_What the task requires_. Restate the whole listing exactly.

**** Data for processing ****

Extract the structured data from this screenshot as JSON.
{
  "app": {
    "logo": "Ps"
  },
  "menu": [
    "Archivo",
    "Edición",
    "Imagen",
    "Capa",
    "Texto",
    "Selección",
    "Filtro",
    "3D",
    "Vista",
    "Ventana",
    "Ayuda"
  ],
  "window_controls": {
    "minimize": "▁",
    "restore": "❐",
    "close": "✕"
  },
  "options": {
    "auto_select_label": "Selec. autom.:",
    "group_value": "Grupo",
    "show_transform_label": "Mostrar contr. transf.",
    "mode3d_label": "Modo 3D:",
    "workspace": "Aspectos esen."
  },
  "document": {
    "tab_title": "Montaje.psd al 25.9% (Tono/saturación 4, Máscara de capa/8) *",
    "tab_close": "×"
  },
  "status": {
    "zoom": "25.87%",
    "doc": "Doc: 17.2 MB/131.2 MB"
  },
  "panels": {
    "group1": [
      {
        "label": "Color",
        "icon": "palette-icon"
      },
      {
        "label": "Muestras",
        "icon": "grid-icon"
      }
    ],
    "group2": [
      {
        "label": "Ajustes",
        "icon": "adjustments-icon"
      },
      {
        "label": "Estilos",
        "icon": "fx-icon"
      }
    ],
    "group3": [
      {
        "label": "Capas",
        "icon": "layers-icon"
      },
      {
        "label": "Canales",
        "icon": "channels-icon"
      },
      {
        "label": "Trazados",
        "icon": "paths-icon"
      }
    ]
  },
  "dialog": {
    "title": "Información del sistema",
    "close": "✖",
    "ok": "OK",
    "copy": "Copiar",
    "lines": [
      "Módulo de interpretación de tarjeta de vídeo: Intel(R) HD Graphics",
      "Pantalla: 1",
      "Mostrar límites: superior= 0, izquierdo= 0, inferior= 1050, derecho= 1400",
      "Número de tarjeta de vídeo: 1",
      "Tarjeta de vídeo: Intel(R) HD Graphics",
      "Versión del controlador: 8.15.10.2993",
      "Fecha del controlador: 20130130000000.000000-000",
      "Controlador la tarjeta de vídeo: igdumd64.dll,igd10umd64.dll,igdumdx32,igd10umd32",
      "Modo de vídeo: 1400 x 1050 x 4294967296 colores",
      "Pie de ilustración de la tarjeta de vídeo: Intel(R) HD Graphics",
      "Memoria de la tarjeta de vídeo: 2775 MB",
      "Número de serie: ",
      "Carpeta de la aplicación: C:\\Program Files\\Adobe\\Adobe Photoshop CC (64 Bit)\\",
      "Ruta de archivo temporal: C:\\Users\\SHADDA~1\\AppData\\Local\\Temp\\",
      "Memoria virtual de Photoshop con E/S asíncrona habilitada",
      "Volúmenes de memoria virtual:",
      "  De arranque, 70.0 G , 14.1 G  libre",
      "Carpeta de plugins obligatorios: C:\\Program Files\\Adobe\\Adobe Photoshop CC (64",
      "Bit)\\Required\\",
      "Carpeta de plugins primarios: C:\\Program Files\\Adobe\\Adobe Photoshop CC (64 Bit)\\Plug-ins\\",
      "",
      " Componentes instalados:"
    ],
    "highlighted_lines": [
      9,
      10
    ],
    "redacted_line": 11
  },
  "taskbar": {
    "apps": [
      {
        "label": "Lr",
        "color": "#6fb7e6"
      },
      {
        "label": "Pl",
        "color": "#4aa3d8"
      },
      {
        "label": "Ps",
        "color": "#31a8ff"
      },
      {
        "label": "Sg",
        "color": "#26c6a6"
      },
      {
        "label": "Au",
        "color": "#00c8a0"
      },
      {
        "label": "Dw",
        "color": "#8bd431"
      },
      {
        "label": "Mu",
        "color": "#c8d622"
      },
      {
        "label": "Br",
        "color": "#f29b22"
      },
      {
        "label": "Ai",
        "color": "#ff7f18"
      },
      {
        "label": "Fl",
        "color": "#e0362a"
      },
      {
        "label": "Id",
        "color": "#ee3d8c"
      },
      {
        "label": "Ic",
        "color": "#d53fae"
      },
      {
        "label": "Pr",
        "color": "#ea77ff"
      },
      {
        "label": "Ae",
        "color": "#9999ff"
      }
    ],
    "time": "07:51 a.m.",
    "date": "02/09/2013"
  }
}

****

_Output below_.
Extract the structured data from this screenshot as JSON.
{
  "app": {
    "logo": "Ps"
  },
  "menu": [
    "Archivo",
    "Edición",
    "Imagen",
    "Capa",
    "Texto",
    "Selección",
    "Filtro",
    "3D",
    "Vista",
    "Ventana",
    "Ayuda"
  ],
  "window_controls": {
    "minimize": "▁",
    "restore": "❐",
    "close": "✕"
  },
  "options": {
    "auto_select_label": "Selec. autom.:",
    "group_value": "Grupo",
    "show_transform_label": "Mostrar contr. transf.",
    "mode3d_label": "Modo 3D:",
    "workspace": "Aspectos esen."
  },
  "document": {
    "tab_title": "Montaje.psd al 25.9% (Tono/saturación 4, Máscara de capa/8) *",
    "tab_close": "×"
  },
  "status": {
    "zoom": "25.87%",
    "doc": "Doc: 17.2 MB/131.2 MB"
  },
  "panels": {
    "group1": [
      {
        "label": "Color",
        "icon": "palette-icon"
      },
      {
        "label": "Muestras",
        "icon": "grid-icon"
      }
    ],
    "group2": [
      {
        "label": "Ajustes",
        "icon": "adjustments-icon"
      },
      {
        "label": "Estilos",
        "icon": "fx-icon"
      }
    ],
    "group3": [
      {
        "label": "Capas",
        "icon": "layers-icon"
      },
      {
        "label": "Canales",
        "icon": "channels-icon"
      },
      {
        "label": "Trazados",
        "icon": "paths-icon"
      }
    ]
  },
  "dialog": {
    "title": "Información del sistema",
    "close": "✖",
    "ok": "OK",
    "copy": "Copiar",
    "lines": [
      "Módulo de interpretación de tarjeta de vídeo: Intel(R) HD Graphics",
      "Pantalla: 1",
      "Mostrar límites: superior= 0, izquierdo= 0, inferior= 1050, derecho= 1400",
      "Número de tarjeta de vídeo: 1",
      "Tarjeta de vídeo: Intel(R) HD Graphics",
      "Versión del controlador: 8.15.10.2993",
      "Fecha del controlador: 20130130000000.000000-000",
      "Controlador la tarjeta de vídeo: igdumd64.dll,igd10umd64.dll,igdumdx32,igd10umd32",
      "Modo de vídeo: 1400 x 1050 x 4294967296 colores",
      "Pie de ilustración de la tarjeta de vídeo: Intel(R) HD Graphics",
      "Memoria de la tarjeta de vídeo: 2775 MB",
      "Número de serie: ",
      "Carpeta de la aplicación: C:\\Program Files\\Adobe\\Adobe Photoshop CC (64 Bit)\\",
      "Ruta de archivo temporal: C:\\Users\\SHADDA~1\\AppData\\Local\\Temp\\",
      "Memoria virtual de Photoshop con E/S asíncrona habilitada",
      "Volúmenes de memoria virtual:",
      "  De arranque, 70.0 G , 14.1 G  libre",
      "Carpeta de plugins obligatorios: C:\\Program Files\\Adobe\\Adobe Photoshop CC (64",
      "Bit)\\Required\\",
      "Carpeta de plugins primarios: C:\\Program Files\\Adobe\\Adobe Photoshop CC (64 Bit)\\Plug-ins\\",
      "",
      " Componentes instalados:"
    ],
    "highlighted_lines": [
      9,
      10
    ],
    "redacted_line": 11
  },
  "taskbar": {
    "apps": [
      {
        "label": "Lr",
        "color": "#6fb7e6"
      },
      {
        "label": "Pl",
        "color": "#4aa3d8"
      },
      {
        "label": "Ps",
        "color": "#31a8ff"
      },
      {
        "label": "Sg",
        "color": "#26c6a6"
      },
      {
        "label": "Au",
        "color": "#00c8a0"
      },
      {
        "label": "Dw",
        "color": "#8bd431"
      },
      {
        "label": "Mu",
        "color": "#c8d622"
      },
      {
        "label": "Br",
        "color": "#f29b22"
      },
      {
        "label": "Ai",
        "color": "#ff7f18"
      },
      {
        "label": "Fl",
        "color": "#e0362a"
      },
      {
        "label": "Id",
        "color": "#ee3d8c"
      },
      {
        "label": "Ic",
        "color": "#d53fae"
      },
      {
        "label": "Pr",
        "color": "#ea77ff"
      },
      {
        "label": "Ae",
        "color": "#9999ff"
      }
    ],
    "time": "07:51 a.m.",
    "date": "02/09/2013"
  }
}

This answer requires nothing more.